• **Exercise brief**: Please repeat the data in full, character for character.

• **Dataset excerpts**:
*** Begin section ***
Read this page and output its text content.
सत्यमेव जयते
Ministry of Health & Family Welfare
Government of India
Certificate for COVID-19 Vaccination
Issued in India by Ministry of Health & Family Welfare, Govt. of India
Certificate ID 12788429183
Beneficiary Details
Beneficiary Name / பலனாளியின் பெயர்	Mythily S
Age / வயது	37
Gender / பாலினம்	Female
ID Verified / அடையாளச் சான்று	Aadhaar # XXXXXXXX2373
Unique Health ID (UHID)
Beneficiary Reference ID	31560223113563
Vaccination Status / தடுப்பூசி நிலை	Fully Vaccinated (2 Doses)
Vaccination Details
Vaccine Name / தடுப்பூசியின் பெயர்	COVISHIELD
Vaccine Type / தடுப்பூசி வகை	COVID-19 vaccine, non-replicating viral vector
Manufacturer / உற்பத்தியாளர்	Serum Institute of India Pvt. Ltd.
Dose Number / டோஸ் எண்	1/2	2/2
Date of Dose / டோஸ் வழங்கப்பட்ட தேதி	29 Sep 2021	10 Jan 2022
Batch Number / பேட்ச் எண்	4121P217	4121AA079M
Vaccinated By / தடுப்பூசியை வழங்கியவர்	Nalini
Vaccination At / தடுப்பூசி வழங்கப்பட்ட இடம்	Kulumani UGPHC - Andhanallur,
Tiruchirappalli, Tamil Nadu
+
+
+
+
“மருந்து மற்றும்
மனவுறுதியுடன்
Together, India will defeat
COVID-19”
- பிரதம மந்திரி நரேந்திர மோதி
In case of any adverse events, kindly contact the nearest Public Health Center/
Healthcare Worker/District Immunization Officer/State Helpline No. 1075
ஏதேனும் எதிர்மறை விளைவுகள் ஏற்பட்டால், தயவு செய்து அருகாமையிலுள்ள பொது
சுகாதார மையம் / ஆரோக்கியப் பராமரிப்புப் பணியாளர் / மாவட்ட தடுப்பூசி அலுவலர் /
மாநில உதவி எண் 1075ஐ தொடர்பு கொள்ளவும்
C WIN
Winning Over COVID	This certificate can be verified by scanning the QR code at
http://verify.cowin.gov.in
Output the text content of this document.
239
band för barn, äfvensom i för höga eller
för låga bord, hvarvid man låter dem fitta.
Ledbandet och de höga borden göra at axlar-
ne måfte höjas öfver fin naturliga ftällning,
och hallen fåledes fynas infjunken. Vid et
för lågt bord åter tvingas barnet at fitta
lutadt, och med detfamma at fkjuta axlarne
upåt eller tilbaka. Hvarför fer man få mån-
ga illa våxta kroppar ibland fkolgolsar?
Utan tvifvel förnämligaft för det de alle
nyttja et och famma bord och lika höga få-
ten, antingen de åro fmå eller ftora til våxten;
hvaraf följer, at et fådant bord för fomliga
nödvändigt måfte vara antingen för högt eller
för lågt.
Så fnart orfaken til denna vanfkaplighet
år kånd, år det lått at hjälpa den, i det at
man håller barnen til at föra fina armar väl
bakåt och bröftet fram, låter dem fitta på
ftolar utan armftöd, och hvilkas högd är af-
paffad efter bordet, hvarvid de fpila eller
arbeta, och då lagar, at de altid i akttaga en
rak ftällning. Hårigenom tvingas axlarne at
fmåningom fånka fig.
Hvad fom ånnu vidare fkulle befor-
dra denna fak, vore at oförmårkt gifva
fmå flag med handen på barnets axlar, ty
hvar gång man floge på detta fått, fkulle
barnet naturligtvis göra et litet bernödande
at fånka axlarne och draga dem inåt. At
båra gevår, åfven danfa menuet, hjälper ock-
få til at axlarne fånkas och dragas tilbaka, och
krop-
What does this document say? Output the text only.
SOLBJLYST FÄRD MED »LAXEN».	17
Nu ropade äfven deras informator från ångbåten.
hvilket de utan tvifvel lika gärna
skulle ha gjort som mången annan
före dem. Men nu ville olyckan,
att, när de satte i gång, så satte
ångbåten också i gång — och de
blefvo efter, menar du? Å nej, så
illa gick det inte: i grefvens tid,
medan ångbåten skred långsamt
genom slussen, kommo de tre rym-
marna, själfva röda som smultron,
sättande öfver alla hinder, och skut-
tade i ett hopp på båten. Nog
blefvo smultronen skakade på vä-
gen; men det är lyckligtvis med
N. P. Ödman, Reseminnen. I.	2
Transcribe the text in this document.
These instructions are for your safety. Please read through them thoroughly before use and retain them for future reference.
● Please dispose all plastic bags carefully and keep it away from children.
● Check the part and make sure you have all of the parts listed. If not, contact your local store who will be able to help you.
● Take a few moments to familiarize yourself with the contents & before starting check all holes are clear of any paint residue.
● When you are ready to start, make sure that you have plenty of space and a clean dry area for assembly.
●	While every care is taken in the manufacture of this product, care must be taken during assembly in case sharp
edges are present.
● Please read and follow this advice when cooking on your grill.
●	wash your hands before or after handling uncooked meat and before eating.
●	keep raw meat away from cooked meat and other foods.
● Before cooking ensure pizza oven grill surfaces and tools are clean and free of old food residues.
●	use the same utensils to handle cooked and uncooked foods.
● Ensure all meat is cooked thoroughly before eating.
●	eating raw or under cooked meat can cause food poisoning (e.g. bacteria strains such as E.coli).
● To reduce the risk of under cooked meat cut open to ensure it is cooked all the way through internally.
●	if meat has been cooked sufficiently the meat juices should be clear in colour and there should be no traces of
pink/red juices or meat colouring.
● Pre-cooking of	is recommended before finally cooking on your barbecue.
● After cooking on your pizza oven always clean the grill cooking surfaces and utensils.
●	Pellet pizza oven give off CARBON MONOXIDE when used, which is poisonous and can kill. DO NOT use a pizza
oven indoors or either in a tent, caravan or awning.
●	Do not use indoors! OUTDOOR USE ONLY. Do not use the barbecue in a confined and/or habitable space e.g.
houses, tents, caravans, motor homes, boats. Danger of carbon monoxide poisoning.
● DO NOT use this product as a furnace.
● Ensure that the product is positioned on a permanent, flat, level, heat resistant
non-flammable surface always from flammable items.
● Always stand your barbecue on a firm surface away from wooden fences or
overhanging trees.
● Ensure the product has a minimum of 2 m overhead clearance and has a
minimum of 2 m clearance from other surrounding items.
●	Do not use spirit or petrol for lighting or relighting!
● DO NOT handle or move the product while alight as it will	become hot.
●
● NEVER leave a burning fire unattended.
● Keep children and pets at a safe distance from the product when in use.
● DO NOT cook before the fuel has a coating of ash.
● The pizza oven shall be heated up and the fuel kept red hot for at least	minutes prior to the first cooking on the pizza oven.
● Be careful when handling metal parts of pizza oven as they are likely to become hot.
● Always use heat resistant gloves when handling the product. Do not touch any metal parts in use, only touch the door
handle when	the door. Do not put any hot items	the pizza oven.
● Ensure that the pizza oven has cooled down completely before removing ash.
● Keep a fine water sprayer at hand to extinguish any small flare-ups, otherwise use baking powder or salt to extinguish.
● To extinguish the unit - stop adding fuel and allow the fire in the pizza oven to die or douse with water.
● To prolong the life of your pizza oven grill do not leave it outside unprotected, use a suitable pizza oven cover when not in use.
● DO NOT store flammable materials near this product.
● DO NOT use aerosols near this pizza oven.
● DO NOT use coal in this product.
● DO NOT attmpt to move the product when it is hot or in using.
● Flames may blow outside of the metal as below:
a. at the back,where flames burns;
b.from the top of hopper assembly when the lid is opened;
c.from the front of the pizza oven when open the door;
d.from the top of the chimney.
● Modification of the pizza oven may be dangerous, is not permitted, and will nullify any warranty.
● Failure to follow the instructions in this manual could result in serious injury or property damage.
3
*** End section ***
• **Exercise response**:
Read this page and output its text content.
सत्यमेव जयते
Ministry of Health & Family Welfare
Government of India
Certificate for COVID-19 Vaccination
Issued in India by Ministry of Health & Family Welfare, Govt. of India
Certificate ID 12788429183
Beneficiary Details
Beneficiary Name / பலனாளியின் பெயர்	Mythily S
Age / வயது	37
Gender / பாலினம்	Female
ID Verified / அடையாளச் சான்று	Aadhaar # XXXXXXXX2373
Unique Health ID (UHID)
Beneficiary Reference ID	31560223113563
Vaccination Status / தடுப்பூசி நிலை	Fully Vaccinated (2 Doses)
Vaccination Details
Vaccine Name / தடுப்பூசியின் பெயர்	COVISHIELD
Vaccine Type / தடுப்பூசி வகை	COVID-19 vaccine, non-replicating viral vector
Manufacturer / உற்பத்தியாளர்	Serum Institute of India Pvt. Ltd.
Dose Number / டோஸ் எண்	1/2	2/2
Date of Dose / டோஸ் வழங்கப்பட்ட தேதி	29 Sep 2021	10 Jan 2022
Batch Number / பேட்ச் எண்	4121P217	4121AA079M
Vaccinated By / தடுப்பூசியை வழங்கியவர்	Nalini
Vaccination At / தடுப்பூசி வழங்கப்பட்ட இடம்	Kulumani UGPHC - Andhanallur,
Tiruchirappalli, Tamil Nadu
+
+
+
+
“மருந்து மற்றும்
மனவுறுதியுடன்
Together, India will defeat
COVID-19”
- பிரதம மந்திரி நரேந்திர மோதி
In case of any adverse events, kindly contact the nearest Public Health Center/
Healthcare Worker/District Immunization Officer/State Helpline No. 1075
ஏதேனும் எதிர்மறை விளைவுகள் ஏற்பட்டால், தயவு செய்து அருகாமையிலுள்ள பொது
சுகாதார மையம் / ஆரோக்கியப் பராமரிப்புப் பணியாளர் / மாவட்ட தடுப்பூசி அலுவலர் /
மாநில உதவி எண் 1075ஐ தொடர்பு கொள்ளவும்
C WIN
Winning Over COVID	This certificate can be verified by scanning the QR code at
http://verify.cowin.gov.in
Output the text content of this document.
239
band för barn, äfvensom i för höga eller
för låga bord, hvarvid man låter dem fitta.
Ledbandet och de höga borden göra at axlar-
ne måfte höjas öfver fin naturliga ftällning,
och hallen fåledes fynas infjunken. Vid et
för lågt bord åter tvingas barnet at fitta
lutadt, och med detfamma at fkjuta axlarne
upåt eller tilbaka. Hvarför fer man få mån-
ga illa våxta kroppar ibland fkolgolsar?
Utan tvifvel förnämligaft för det de alle
nyttja et och famma bord och lika höga få-
ten, antingen de åro fmå eller ftora til våxten;
hvaraf följer, at et fådant bord för fomliga
nödvändigt måfte vara antingen för högt eller
för lågt.
Så fnart orfaken til denna vanfkaplighet
år kånd, år det lått at hjälpa den, i det at
man håller barnen til at föra fina armar väl
bakåt och bröftet fram, låter dem fitta på
ftolar utan armftöd, och hvilkas högd är af-
paffad efter bordet, hvarvid de fpila eller
arbeta, och då lagar, at de altid i akttaga en
rak ftällning. Hårigenom tvingas axlarne at
fmåningom fånka fig.
Hvad fom ånnu vidare fkulle befor-
dra denna fak, vore at oförmårkt gifva
fmå flag med handen på barnets axlar, ty
hvar gång man floge på detta fått, fkulle
barnet naturligtvis göra et litet bernödande
at fånka axlarne och draga dem inåt. At
båra gevår, åfven danfa menuet, hjälper ock-
få til at axlarne fånkas och dragas tilbaka, och
krop-
What does this document say? Output the text only.
SOLBJLYST FÄRD MED »LAXEN».	17
Nu ropade äfven deras informator från ångbåten.
hvilket de utan tvifvel lika gärna
skulle ha gjort som mången annan
före dem. Men nu ville olyckan,
att, när de satte i gång, så satte
ångbåten också i gång — och de
blefvo efter, menar du? Å nej, så
illa gick det inte: i grefvens tid,
medan ångbåten skred långsamt
genom slussen, kommo de tre rym-
marna, själfva röda som smultron,
sättande öfver alla hinder, och skut-
tade i ett hopp på båten. Nog
blefvo smultronen skakade på vä-
gen; men det är lyckligtvis med
N. P. Ödman, Reseminnen. I.	2
Transcribe the text in this document.
These instructions are for your safety. Please read through them thoroughly before use and retain them for future reference.
● Please dispose all plastic bags carefully and keep it away from children.
● Check the part and make sure you have all of the parts listed. If not, contact your local store who will be able to help you.
● Take a few moments to familiarize yourself with the contents & before starting check all holes are clear of any paint residue.
● When you are ready to start, make sure that you have plenty of space and a clean dry area for assembly.
●	While every care is taken in the manufacture of this product, care must be taken during assembly in case sharp
edges are present.
● Please read and follow this advice when cooking on your grill.
●	wash your hands before or after handling uncooked meat and before eating.
●	keep raw meat away from cooked meat and other foods.
● Before cooking ensure pizza oven grill surfaces and tools are clean and free of old food residues.
●	use the same utensils to handle cooked and uncooked foods.
● Ensure all meat is cooked thoroughly before eating.
●	eating raw or under cooked meat can cause food poisoning (e.g. bacteria strains such as E.coli).
● To reduce the risk of under cooked meat cut open to ensure it is cooked all the way through internally.
●	if meat has been cooked sufficiently the meat juices should be clear in colour and there should be no traces of
pink/red juices or meat colouring.
● Pre-cooking of	is recommended before finally cooking on your barbecue.
● After cooking on your pizza oven always clean the grill cooking surfaces and utensils.
●	Pellet pizza oven give off CARBON MONOXIDE when used, which is poisonous and can kill. DO NOT use a pizza
oven indoors or either in a tent, caravan or awning.
●	Do not use indoors! OUTDOOR USE ONLY. Do not use the barbecue in a confined and/or habitable space e.g.
houses, tents, caravans, motor homes, boats. Danger of carbon monoxide poisoning.
● DO NOT use this product as a furnace.
● Ensure that the product is positioned on a permanent, flat, level, heat resistant
non-flammable surface always from flammable items.
● Always stand your barbecue on a firm surface away from wooden fences or
overhanging trees.
● Ensure the product has a minimum of 2 m overhead clearance and has a
minimum of 2 m clearance from other surrounding items.
●	Do not use spirit or petrol for lighting or relighting!
● DO NOT handle or move the product while alight as it will	become hot.
●
● NEVER leave a burning fire unattended.
● Keep children and pets at a safe distance from the product when in use.
● DO NOT cook before the fuel has a coating of ash.
● The pizza oven shall be heated up and the fuel kept red hot for at least	minutes prior to the first cooking on the pizza oven.
● Be careful when handling metal parts of pizza oven as they are likely to become hot.
● Always use heat resistant gloves when handling the product. Do not touch any metal parts in use, only touch the door
handle when	the door. Do not put any hot items	the pizza oven.
● Ensure that the pizza oven has cooled down completely before removing ash.
● Keep a fine water sprayer at hand to extinguish any small flare-ups, otherwise use baking powder or salt to extinguish.
● To extinguish the unit - stop adding fuel and allow the fire in the pizza oven to die or douse with water.
● To prolong the life of your pizza oven grill do not leave it outside unprotected, use a suitable pizza oven cover when not in use.
● DO NOT store flammable materials near this product.
● DO NOT use aerosols near this pizza oven.
● DO NOT use coal in this product.
● DO NOT attmpt to move the product when it is hot or in using.
● Flames may blow outside of the metal as below:
a. at the back,where flames burns;
b.from the top of hopper assembly when the lid is opened;
c.from the front of the pizza oven when open the door;
d.from the top of the chimney.
● Modification of the pizza oven may be dangerous, is not permitted, and will nullify any warranty.
● Failure to follow the instructions in this manual could result in serious injury or property damage.
3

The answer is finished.